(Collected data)
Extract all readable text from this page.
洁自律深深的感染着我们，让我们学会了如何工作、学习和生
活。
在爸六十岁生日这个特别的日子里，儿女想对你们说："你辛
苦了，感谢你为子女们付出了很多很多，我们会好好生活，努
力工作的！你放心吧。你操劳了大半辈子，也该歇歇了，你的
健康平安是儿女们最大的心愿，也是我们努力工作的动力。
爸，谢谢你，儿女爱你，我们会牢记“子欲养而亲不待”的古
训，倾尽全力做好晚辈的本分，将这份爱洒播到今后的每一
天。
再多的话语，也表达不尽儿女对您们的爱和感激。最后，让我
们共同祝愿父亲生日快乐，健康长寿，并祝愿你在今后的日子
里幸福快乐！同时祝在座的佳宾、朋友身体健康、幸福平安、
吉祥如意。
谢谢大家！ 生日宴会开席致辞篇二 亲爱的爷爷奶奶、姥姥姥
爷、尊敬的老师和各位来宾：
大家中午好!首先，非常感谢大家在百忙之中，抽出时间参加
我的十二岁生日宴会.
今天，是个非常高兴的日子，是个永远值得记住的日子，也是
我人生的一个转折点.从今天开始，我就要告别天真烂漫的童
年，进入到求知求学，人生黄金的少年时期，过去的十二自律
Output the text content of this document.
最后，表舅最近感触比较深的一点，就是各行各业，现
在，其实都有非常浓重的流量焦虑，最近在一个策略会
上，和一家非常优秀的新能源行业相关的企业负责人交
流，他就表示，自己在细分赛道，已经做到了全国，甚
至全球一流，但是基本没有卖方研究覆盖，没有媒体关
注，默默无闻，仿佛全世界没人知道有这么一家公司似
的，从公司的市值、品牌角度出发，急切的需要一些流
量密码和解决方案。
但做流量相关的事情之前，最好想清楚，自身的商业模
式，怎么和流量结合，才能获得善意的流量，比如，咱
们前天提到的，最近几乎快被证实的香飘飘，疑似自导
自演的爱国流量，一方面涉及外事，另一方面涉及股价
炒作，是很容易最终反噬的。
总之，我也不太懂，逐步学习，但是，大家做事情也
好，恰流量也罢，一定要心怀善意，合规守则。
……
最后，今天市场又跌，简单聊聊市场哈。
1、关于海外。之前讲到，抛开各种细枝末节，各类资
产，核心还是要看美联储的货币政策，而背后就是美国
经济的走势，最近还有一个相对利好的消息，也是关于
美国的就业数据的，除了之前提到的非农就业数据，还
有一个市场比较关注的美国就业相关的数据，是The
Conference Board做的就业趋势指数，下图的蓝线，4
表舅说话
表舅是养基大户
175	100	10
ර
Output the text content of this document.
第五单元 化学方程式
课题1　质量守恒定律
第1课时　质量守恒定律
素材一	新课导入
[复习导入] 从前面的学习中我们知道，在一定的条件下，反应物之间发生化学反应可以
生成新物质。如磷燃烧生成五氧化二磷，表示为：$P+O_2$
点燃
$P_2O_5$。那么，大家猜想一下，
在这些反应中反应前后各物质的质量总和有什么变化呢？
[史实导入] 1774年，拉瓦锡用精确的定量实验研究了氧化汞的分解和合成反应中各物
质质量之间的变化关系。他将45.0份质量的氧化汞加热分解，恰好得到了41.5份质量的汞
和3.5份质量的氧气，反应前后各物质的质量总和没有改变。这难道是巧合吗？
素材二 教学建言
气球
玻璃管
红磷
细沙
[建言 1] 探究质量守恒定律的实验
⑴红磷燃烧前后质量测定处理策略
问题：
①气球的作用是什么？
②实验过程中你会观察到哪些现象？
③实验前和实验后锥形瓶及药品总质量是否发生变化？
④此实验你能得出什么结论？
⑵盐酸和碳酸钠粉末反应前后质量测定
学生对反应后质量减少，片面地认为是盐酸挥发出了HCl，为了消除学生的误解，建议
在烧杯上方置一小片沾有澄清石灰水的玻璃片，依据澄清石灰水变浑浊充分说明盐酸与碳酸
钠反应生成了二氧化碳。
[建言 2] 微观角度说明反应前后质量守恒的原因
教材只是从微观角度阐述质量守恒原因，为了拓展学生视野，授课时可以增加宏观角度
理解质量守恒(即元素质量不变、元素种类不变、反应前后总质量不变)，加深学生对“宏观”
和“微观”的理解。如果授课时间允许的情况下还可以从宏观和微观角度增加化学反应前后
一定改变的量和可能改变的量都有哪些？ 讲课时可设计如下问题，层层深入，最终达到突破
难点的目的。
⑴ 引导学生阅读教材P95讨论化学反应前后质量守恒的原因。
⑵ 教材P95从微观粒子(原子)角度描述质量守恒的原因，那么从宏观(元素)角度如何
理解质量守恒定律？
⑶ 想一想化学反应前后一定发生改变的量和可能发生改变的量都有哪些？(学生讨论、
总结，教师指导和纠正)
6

Stated exercise => Copy out all of the lines above exactly.

Answer to the exercise =>
Extract all readable text from this page.
洁自律深深的感染着我们，让我们学会了如何工作、学习和生
活。
在爸六十岁生日这个特别的日子里，儿女想对你们说："你辛
苦了，感谢你为子女们付出了很多很多，我们会好好生活，努
力工作的！你放心吧。你操劳了大半辈子，也该歇歇了，你的
健康平安是儿女们最大的心愿，也是我们努力工作的动力。
爸，谢谢你，儿女爱你，我们会牢记“子欲养而亲不待”的古
训，倾尽全力做好晚辈的本分，将这份爱洒播到今后的每一
天。
再多的话语，也表达不尽儿女对您们的爱和感激。最后，让我
们共同祝愿父亲生日快乐，健康长寿，并祝愿你在今后的日子
里幸福快乐！同时祝在座的佳宾、朋友身体健康、幸福平安、
吉祥如意。
谢谢大家！ 生日宴会开席致辞篇二 亲爱的爷爷奶奶、姥姥姥
爷、尊敬的老师和各位来宾：
大家中午好!首先，非常感谢大家在百忙之中，抽出时间参加
我的十二岁生日宴会.
今天，是个非常高兴的日子，是个永远值得记住的日子，也是
我人生的一个转折点.从今天开始，我就要告别天真烂漫的童
年，进入到求知求学，人生黄金的少年时期，过去的十二自律
Output the text content of this document.
最后，表舅最近感触比较深的一点，就是各行各业，现
在，其实都有非常浓重的流量焦虑，最近在一个策略会
上，和一家非常优秀的新能源行业相关的企业负责人交
流，他就表示，自己在细分赛道，已经做到了全国，甚
至全球一流，但是基本没有卖方研究覆盖，没有媒体关
注，默默无闻，仿佛全世界没人知道有这么一家公司似
的，从公司的市值、品牌角度出发，急切的需要一些流
量密码和解决方案。
但做流量相关的事情之前，最好想清楚，自身的商业模
式，怎么和流量结合，才能获得善意的流量，比如，咱
们前天提到的，最近几乎快被证实的香飘飘，疑似自导
自演的爱国流量，一方面涉及外事，另一方面涉及股价
炒作，是很容易最终反噬的。
总之，我也不太懂，逐步学习，但是，大家做事情也
好，恰流量也罢，一定要心怀善意，合规守则。
……
最后，今天市场又跌，简单聊聊市场哈。
1、关于海外。之前讲到，抛开各种细枝末节，各类资
产，核心还是要看美联储的货币政策，而背后就是美国
经济的走势，最近还有一个相对利好的消息，也是关于
美国的就业数据的，除了之前提到的非农就业数据，还
有一个市场比较关注的美国就业相关的数据，是The
Conference Board做的就业趋势指数，下图的蓝线，4
表舅说话
表舅是养基大户
175	100	10
ර
Output the text content of this document.
第五单元 化学方程式
课题1　质量守恒定律
第1课时　质量守恒定律
素材一	新课导入
[复习导入] 从前面的学习中我们知道，在一定的条件下，反应物之间发生化学反应可以
生成新物质。如磷燃烧生成五氧化二磷，表示为：$P+O_2$
点燃
$P_2O_5$。那么，大家猜想一下，
在这些反应中反应前后各物质的质量总和有什么变化呢？
[史实导入] 1774年，拉瓦锡用精确的定量实验研究了氧化汞的分解和合成反应中各物
质质量之间的变化关系。他将45.0份质量的氧化汞加热分解，恰好得到了41.5份质量的汞
和3.5份质量的氧气，反应前后各物质的质量总和没有改变。这难道是巧合吗？
素材二 教学建言
气球
玻璃管
红磷
细沙
[建言 1] 探究质量守恒定律的实验
⑴红磷燃烧前后质量测定处理策略
问题：
①气球的作用是什么？
②实验过程中你会观察到哪些现象？
③实验前和实验后锥形瓶及药品总质量是否发生变化？
④此实验你能得出什么结论？
⑵盐酸和碳酸钠粉末反应前后质量测定
学生对反应后质量减少，片面地认为是盐酸挥发出了HCl，为了消除学生的误解，建议
在烧杯上方置一小片沾有澄清石灰水的玻璃片，依据澄清石灰水变浑浊充分说明盐酸与碳酸
钠反应生成了二氧化碳。
[建言 2] 微观角度说明反应前后质量守恒的原因
教材只是从微观角度阐述质量守恒原因，为了拓展学生视野，授课时可以增加宏观角度
理解质量守恒(即元素质量不变、元素种类不变、反应前后总质量不变)，加深学生对“宏观”
和“微观”的理解。如果授课时间允许的情况下还可以从宏观和微观角度增加化学反应前后
一定改变的量和可能改变的量都有哪些？ 讲课时可设计如下问题，层层深入，最终达到突破
难点的目的。
⑴ 引导学生阅读教材P95讨论化学反应前后质量守恒的原因。
⑵ 教材P95从微观粒子(原子)角度描述质量守恒的原因，那么从宏观(元素)角度如何
理解质量守恒定律？
⑶ 想一想化学反应前后一定发生改变的量和可能发生改变的量都有哪些？(学生讨论、
总结，教师指导和纠正)
6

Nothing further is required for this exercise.